▶ _Supplied material_:
** Begin **
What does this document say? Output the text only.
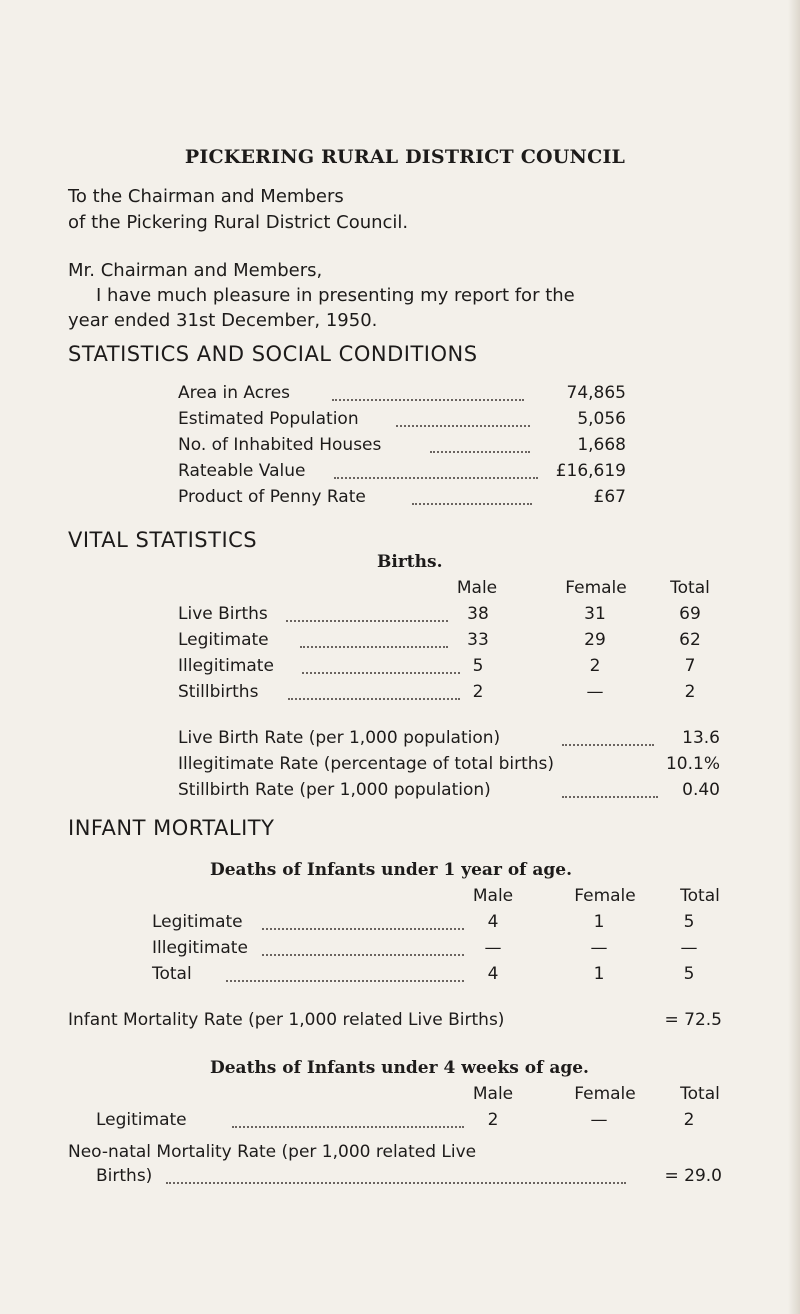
PICKERING RURAL DISTRICT COUNCIL
To the Chairman and Members
of the Pickering Rural District Council.
Mr. Chairman and Members,
I have much pleasure in presenting my report for the
year ended 31st December, 1950.
STATISTICS AND SOCIAL CONDITIONS
Area in Acres	74,865
Estimated Population	5,056
No. of Inhabited Houses	1,668
Rateable Value	£16,619
Product of Penny Rate	£67
VITAL STATISTICS
Births.
Male	Female	Total
Live Births	38	31	69
Legitimate	33	29	62
Illegitimate	5	2	7
Stillbirths	2	—	2
Live Birth Rate (per 1,000 population)	13.6
Illegitimate Rate (percentage of total births)	10.1%
Stillbirth Rate (per 1,000 population)	0.40
INFANT MORTALITY
Deaths of Infants under 1 year of age.
Male	Female	Total
Legitimate	4	1	5
Illegitimate	—	—	—
Total	4	1	5
Infant Mortality Rate (per 1,000 related Live Births)	= 72.5
Deaths of Infants under 4 weeks of age.
Male	Female	Total
Legitimate	2	—	2
Neo-natal Mortality Rate (per 1,000 related Live
Births)	= 29.0
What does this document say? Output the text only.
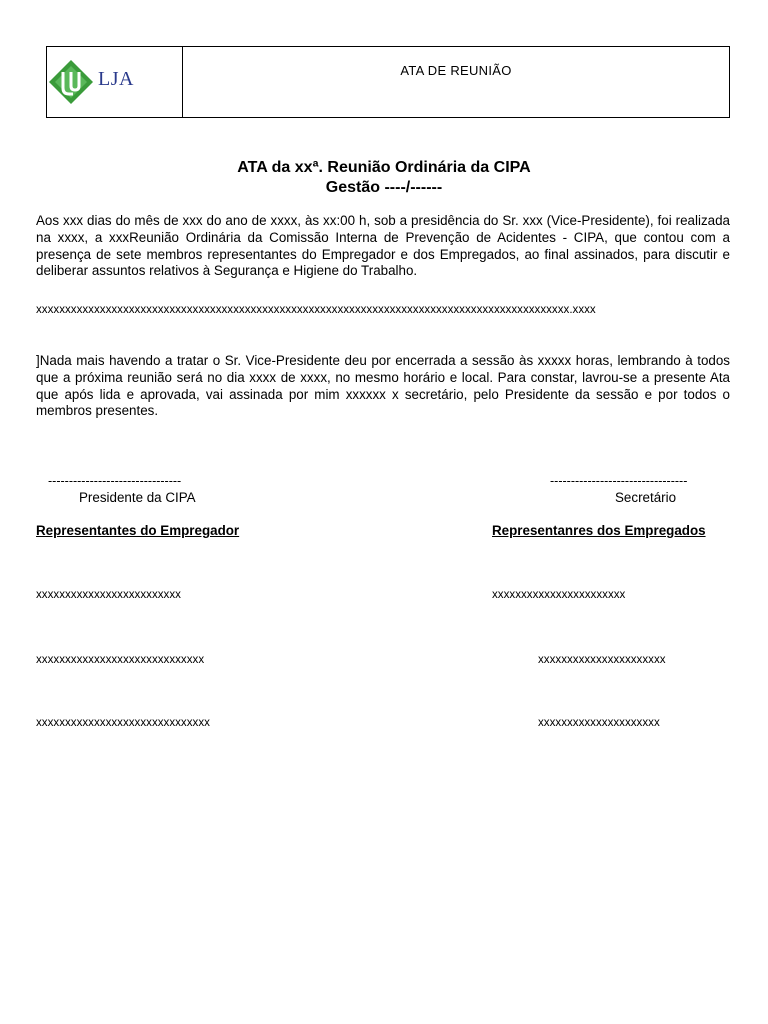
LJA	ATA DE REUNIÃO
ATA da xxª. Reunião Ordinária da CIPA
Gestão ----/------

Aos xxx dias do mês de xxx do ano de xxxx, às xx:00 h, sob a presidência do Sr. xxx (Vice-Presidente), foi realizada na xxxx, a xxxReunião Ordinária da Comissão Interna de Prevenção de Acidentes - CIPA, que contou com a presença de sete membros representantes do Empregador e dos Empregados, ao final assinados, para discutir e deliberar assuntos relativos à Segurança e Higiene do Trabalho.

xxxxxxxxxxxxxxxxxxxxxxxxxxxxxxxxxxxxxxxxxxxxxxxxxxxxxxxxxxxxxxxxxxxxxxxxxxxxxxxxxxxxxxxxxxxx.xxxx

]Nada mais havendo a tratar o Sr. Vice-Presidente deu por encerrada a sessão às xxxxx horas, lembrando à todos que a próxima reunião será no dia xxxx de xxxx, no mesmo horário e local. Para constar, lavrou-se a presente Ata que após lida e aprovada, vai assinada por mim xxxxxx x secretário, pelo Presidente da sessão e por todos o membros presentes.

--------------------------------
Presidente da CIPA
---------------------------------
Secretário
Representantes do Empregador	Representanres dos Empregados
xxxxxxxxxxxxxxxxxxxxxxxxx
xxxxxxxxxxxxxxxxxxxxxxxxxxxxx
xxxxxxxxxxxxxxxxxxxxxxxxxxxxxx
xxxxxxxxxxxxxxxxxxxxxxx
xxxxxxxxxxxxxxxxxxxxxx
xxxxxxxxxxxxxxxxxxxxx
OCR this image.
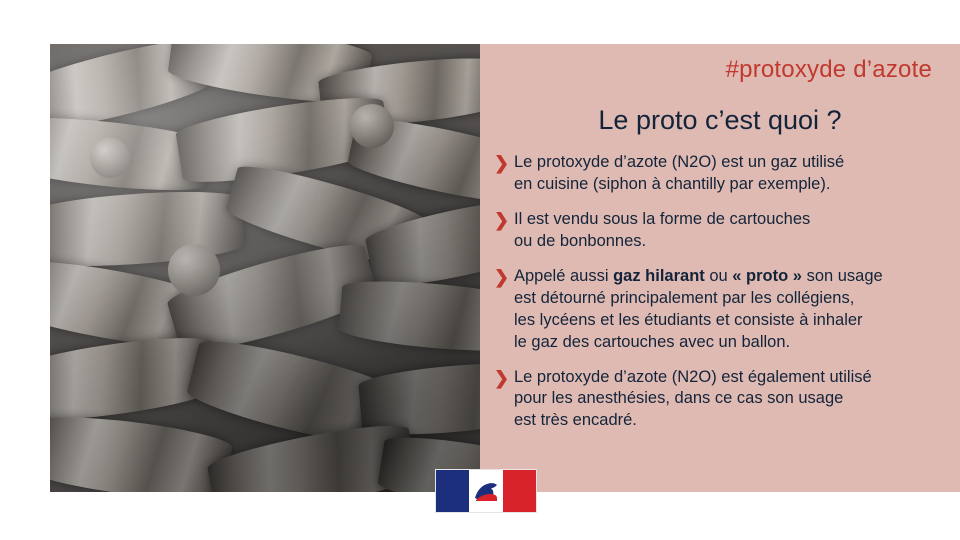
#protoxyde d’azote
Le proto c’est quoi ?
❯ Le protoxyde d’azote (N2O) est un gaz utilisé
en cuisine (siphon à chantilly par exemple).
❯ Il est vendu sous la forme de cartouches
ou de bonbonnes.
❯ Appelé aussi gaz hilarant ou « proto » son usage
est détourné principalement par les collégiens,
les lycéens et les étudiants et consiste à inhaler
le gaz des cartouches avec un ballon.
❯ Le protoxyde d’azote (N2O) est également utilisé
pour les anesthésies, dans ce cas son usage
est très encadré.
** End **
▶ _Exercise task_:
In the records above, how many lines include "Empregados"? Give that number and nothing more.

▶ _Task answer_:
2